→ **Records supplied**:

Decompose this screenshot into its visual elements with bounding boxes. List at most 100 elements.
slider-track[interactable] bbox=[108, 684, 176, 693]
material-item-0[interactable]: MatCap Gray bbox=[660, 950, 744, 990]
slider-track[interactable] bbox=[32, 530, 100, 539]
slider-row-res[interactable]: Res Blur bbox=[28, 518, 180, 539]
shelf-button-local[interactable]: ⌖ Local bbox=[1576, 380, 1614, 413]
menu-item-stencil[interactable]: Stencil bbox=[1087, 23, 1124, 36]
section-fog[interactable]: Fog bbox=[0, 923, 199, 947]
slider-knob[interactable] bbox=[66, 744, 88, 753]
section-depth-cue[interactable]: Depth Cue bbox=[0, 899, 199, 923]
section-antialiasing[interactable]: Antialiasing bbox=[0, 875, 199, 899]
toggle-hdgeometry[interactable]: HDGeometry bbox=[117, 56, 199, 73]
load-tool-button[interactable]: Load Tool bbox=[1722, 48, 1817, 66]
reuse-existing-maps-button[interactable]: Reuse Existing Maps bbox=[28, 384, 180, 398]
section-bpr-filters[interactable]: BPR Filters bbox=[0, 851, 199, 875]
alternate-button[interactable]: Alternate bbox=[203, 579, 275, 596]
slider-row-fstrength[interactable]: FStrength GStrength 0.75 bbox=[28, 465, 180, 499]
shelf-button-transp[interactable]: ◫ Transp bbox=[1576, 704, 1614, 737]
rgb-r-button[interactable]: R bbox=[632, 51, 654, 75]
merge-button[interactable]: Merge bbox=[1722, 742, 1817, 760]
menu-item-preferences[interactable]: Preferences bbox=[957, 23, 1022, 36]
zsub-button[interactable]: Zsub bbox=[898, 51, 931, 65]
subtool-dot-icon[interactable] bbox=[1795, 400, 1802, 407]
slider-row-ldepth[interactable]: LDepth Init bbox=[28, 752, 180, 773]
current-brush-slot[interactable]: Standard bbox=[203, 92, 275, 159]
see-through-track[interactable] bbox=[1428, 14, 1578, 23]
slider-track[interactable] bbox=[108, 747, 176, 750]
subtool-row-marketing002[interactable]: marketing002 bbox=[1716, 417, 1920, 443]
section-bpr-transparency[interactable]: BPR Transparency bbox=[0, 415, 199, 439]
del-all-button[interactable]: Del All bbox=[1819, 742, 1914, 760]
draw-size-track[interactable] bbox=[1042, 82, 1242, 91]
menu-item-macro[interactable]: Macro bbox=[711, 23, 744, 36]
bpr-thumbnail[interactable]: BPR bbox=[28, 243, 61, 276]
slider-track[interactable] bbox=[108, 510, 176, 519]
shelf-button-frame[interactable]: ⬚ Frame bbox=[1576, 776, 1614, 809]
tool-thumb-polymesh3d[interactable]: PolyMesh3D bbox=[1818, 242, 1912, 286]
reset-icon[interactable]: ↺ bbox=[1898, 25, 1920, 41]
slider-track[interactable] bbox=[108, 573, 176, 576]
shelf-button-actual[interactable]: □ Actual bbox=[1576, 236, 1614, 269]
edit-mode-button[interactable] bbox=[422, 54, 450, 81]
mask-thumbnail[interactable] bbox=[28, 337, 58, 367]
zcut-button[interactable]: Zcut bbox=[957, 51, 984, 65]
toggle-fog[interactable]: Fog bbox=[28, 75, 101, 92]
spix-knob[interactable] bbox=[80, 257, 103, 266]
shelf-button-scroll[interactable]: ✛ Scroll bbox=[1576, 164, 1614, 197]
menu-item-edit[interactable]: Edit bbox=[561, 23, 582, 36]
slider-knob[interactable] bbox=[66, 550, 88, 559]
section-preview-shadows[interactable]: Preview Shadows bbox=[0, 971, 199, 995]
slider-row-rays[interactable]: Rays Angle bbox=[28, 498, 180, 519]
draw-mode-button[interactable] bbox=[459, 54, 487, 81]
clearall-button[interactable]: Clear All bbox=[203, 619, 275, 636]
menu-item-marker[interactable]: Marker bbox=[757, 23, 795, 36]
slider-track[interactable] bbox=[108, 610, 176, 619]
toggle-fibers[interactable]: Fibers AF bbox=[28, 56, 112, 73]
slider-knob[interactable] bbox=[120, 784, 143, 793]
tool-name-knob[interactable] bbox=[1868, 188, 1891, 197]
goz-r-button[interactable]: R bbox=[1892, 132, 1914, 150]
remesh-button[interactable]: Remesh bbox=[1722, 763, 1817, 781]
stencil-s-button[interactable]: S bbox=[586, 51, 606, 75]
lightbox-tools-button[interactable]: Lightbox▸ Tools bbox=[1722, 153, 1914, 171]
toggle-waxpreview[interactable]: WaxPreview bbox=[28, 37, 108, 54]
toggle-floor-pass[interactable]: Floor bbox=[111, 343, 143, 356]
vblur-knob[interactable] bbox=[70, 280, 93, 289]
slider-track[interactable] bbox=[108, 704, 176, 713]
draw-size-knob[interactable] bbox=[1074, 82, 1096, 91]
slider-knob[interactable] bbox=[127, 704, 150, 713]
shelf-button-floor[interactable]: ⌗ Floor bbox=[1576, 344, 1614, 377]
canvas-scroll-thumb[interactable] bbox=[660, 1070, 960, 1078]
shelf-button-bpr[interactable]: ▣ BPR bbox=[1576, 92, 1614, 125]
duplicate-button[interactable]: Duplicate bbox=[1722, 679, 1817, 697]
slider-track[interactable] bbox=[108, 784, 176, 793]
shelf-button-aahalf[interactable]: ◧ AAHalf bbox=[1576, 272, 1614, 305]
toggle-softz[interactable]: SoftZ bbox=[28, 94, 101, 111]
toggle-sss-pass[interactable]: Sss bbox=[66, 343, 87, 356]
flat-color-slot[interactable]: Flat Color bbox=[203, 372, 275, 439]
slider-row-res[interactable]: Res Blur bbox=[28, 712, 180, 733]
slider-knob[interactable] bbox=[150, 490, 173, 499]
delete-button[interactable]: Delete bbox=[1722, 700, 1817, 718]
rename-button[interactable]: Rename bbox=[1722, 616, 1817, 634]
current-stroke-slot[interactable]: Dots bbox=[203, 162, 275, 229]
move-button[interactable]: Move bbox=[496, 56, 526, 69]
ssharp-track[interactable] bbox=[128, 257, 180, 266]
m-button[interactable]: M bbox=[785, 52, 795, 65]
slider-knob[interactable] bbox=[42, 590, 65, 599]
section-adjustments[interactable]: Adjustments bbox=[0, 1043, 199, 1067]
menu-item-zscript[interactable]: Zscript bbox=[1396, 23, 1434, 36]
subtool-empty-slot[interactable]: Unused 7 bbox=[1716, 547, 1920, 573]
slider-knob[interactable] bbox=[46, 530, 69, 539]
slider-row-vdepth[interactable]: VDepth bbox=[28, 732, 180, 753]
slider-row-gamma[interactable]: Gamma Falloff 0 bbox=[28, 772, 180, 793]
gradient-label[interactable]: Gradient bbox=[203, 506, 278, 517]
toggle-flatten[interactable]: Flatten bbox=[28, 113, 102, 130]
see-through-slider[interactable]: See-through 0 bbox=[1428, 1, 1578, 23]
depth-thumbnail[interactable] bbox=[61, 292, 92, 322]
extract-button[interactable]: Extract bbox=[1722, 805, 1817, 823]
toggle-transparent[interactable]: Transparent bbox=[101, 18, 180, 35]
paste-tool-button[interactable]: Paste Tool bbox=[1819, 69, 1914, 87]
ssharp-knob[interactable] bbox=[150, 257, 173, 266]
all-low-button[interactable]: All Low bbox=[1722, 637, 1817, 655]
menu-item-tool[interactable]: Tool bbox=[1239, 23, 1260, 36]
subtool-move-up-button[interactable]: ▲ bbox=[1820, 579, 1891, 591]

→ **Aim of the task**:
Reproduce every one of the records above verbatim, line for line.

→ **The solution**:
Decompose this screenshot into its visual elements with bounding boxes. List at most 100 elements.
slider-track[interactable] bbox=[108, 684, 176, 693]
material-item-0[interactable]: MatCap Gray bbox=[660, 950, 744, 990]
slider-track[interactable] bbox=[32, 530, 100, 539]
slider-row-res[interactable]: Res Blur bbox=[28, 518, 180, 539]
shelf-button-local[interactable]: ⌖ Local bbox=[1576, 380, 1614, 413]
menu-item-stencil[interactable]: Stencil bbox=[1087, 23, 1124, 36]
section-fog[interactable]: Fog bbox=[0, 923, 199, 947]
slider-knob[interactable] bbox=[66, 744, 88, 753]
section-depth-cue[interactable]: Depth Cue bbox=[0, 899, 199, 923]
section-antialiasing[interactable]: Antialiasing bbox=[0, 875, 199, 899]
toggle-hdgeometry[interactable]: HDGeometry bbox=[117, 56, 199, 73]
load-tool-button[interactable]: Load Tool bbox=[1722, 48, 1817, 66]
reuse-existing-maps-button[interactable]: Reuse Existing Maps bbox=[28, 384, 180, 398]
section-bpr-filters[interactable]: BPR Filters bbox=[0, 851, 199, 875]
alternate-button[interactable]: Alternate bbox=[203, 579, 275, 596]
slider-row-fstrength[interactable]: FStrength GStrength 0.75 bbox=[28, 465, 180, 499]
shelf-button-transp[interactable]: ◫ Transp bbox=[1576, 704, 1614, 737]
rgb-r-button[interactable]: R bbox=[632, 51, 654, 75]
merge-button[interactable]: Merge bbox=[1722, 742, 1817, 760]
menu-item-preferences[interactable]: Preferences bbox=[957, 23, 1022, 36]
zsub-button[interactable]: Zsub bbox=[898, 51, 931, 65]
subtool-dot-icon[interactable] bbox=[1795, 400, 1802, 407]
slider-row-ldepth[interactable]: LDepth Init bbox=[28, 752, 180, 773]
current-brush-slot[interactable]: Standard bbox=[203, 92, 275, 159]
see-through-track[interactable] bbox=[1428, 14, 1578, 23]
slider-track[interactable] bbox=[108, 747, 176, 750]
subtool-row-marketing002[interactable]: marketing002 bbox=[1716, 417, 1920, 443]
section-bpr-transparency[interactable]: BPR Transparency bbox=[0, 415, 199, 439]
del-all-button[interactable]: Del All bbox=[1819, 742, 1914, 760]
draw-size-track[interactable] bbox=[1042, 82, 1242, 91]
menu-item-macro[interactable]: Macro bbox=[711, 23, 744, 36]
bpr-thumbnail[interactable]: BPR bbox=[28, 243, 61, 276]
slider-track[interactable] bbox=[108, 510, 176, 519]
shelf-button-frame[interactable]: ⬚ Frame bbox=[1576, 776, 1614, 809]
tool-thumb-polymesh3d[interactable]: PolyMesh3D bbox=[1818, 242, 1912, 286]
reset-icon[interactable]: ↺ bbox=[1898, 25, 1920, 41]
slider-track[interactable] bbox=[108, 573, 176, 576]
shelf-button-actual[interactable]: □ Actual bbox=[1576, 236, 1614, 269]
edit-mode-button[interactable] bbox=[422, 54, 450, 81]
mask-thumbnail[interactable] bbox=[28, 337, 58, 367]
zcut-button[interactable]: Zcut bbox=[957, 51, 984, 65]
toggle-fog[interactable]: Fog bbox=[28, 75, 101, 92]
spix-knob[interactable] bbox=[80, 257, 103, 266]
shelf-button-scroll[interactable]: ✛ Scroll bbox=[1576, 164, 1614, 197]
menu-item-edit[interactable]: Edit bbox=[561, 23, 582, 36]
slider-knob[interactable] bbox=[66, 550, 88, 559]
section-preview-shadows[interactable]: Preview Shadows bbox=[0, 971, 199, 995]
slider-row-rays[interactable]: Rays Angle bbox=[28, 498, 180, 519]
draw-mode-button[interactable] bbox=[459, 54, 487, 81]
clearall-button[interactable]: Clear All bbox=[203, 619, 275, 636]
menu-item-marker[interactable]: Marker bbox=[757, 23, 795, 36]
slider-track[interactable] bbox=[108, 610, 176, 619]
toggle-fibers[interactable]: Fibers AF bbox=[28, 56, 112, 73]
slider-knob[interactable] bbox=[120, 784, 143, 793]
tool-name-knob[interactable] bbox=[1868, 188, 1891, 197]
goz-r-button[interactable]: R bbox=[1892, 132, 1914, 150]
remesh-button[interactable]: Remesh bbox=[1722, 763, 1817, 781]
stencil-s-button[interactable]: S bbox=[586, 51, 606, 75]
lightbox-tools-button[interactable]: Lightbox▸ Tools bbox=[1722, 153, 1914, 171]
toggle-waxpreview[interactable]: WaxPreview bbox=[28, 37, 108, 54]
toggle-floor-pass[interactable]: Floor bbox=[111, 343, 143, 356]
vblur-knob[interactable] bbox=[70, 280, 93, 289]
slider-track[interactable] bbox=[108, 704, 176, 713]
draw-size-knob[interactable] bbox=[1074, 82, 1096, 91]
slider-knob[interactable] bbox=[127, 704, 150, 713]
shelf-button-floor[interactable]: ⌗ Floor bbox=[1576, 344, 1614, 377]
canvas-scroll-thumb[interactable] bbox=[660, 1070, 960, 1078]
shelf-button-bpr[interactable]: ▣ BPR bbox=[1576, 92, 1614, 125]
duplicate-button[interactable]: Duplicate bbox=[1722, 679, 1817, 697]
slider-track[interactable] bbox=[108, 784, 176, 793]
shelf-button-aahalf[interactable]: ◧ AAHalf bbox=[1576, 272, 1614, 305]
toggle-softz[interactable]: SoftZ bbox=[28, 94, 101, 111]
toggle-sss-pass[interactable]: Sss bbox=[66, 343, 87, 356]
flat-color-slot[interactable]: Flat Color bbox=[203, 372, 275, 439]
slider-row-res[interactable]: Res Blur bbox=[28, 712, 180, 733]
slider-knob[interactable] bbox=[150, 490, 173, 499]
delete-button[interactable]: Delete bbox=[1722, 700, 1817, 718]
rename-button[interactable]: Rename bbox=[1722, 616, 1817, 634]
current-stroke-slot[interactable]: Dots bbox=[203, 162, 275, 229]
move-button[interactable]: Move bbox=[496, 56, 526, 69]
ssharp-track[interactable] bbox=[128, 257, 180, 266]
m-button[interactable]: M bbox=[785, 52, 795, 65]
slider-knob[interactable] bbox=[42, 590, 65, 599]
section-adjustments[interactable]: Adjustments bbox=[0, 1043, 199, 1067]
menu-item-zscript[interactable]: Zscript bbox=[1396, 23, 1434, 36]
subtool-empty-slot[interactable]: Unused 7 bbox=[1716, 547, 1920, 573]
slider-knob[interactable] bbox=[46, 530, 69, 539]
slider-row-vdepth[interactable]: VDepth bbox=[28, 732, 180, 753]
slider-row-gamma[interactable]: Gamma Falloff 0 bbox=[28, 772, 180, 793]
gradient-label[interactable]: Gradient bbox=[203, 506, 278, 517]
toggle-flatten[interactable]: Flatten bbox=[28, 113, 102, 130]
see-through-slider[interactable]: See-through 0 bbox=[1428, 1, 1578, 23]
depth-thumbnail[interactable] bbox=[61, 292, 92, 322]
extract-button[interactable]: Extract bbox=[1722, 805, 1817, 823]
toggle-transparent[interactable]: Transparent bbox=[101, 18, 180, 35]
paste-tool-button[interactable]: Paste Tool bbox=[1819, 69, 1914, 87]
ssharp-knob[interactable] bbox=[150, 257, 173, 266]
all-low-button[interactable]: All Low bbox=[1722, 637, 1817, 655]
menu-item-tool[interactable]: Tool bbox=[1239, 23, 1260, 36]
subtool-move-up-button[interactable]: ▲ bbox=[1820, 579, 1891, 591]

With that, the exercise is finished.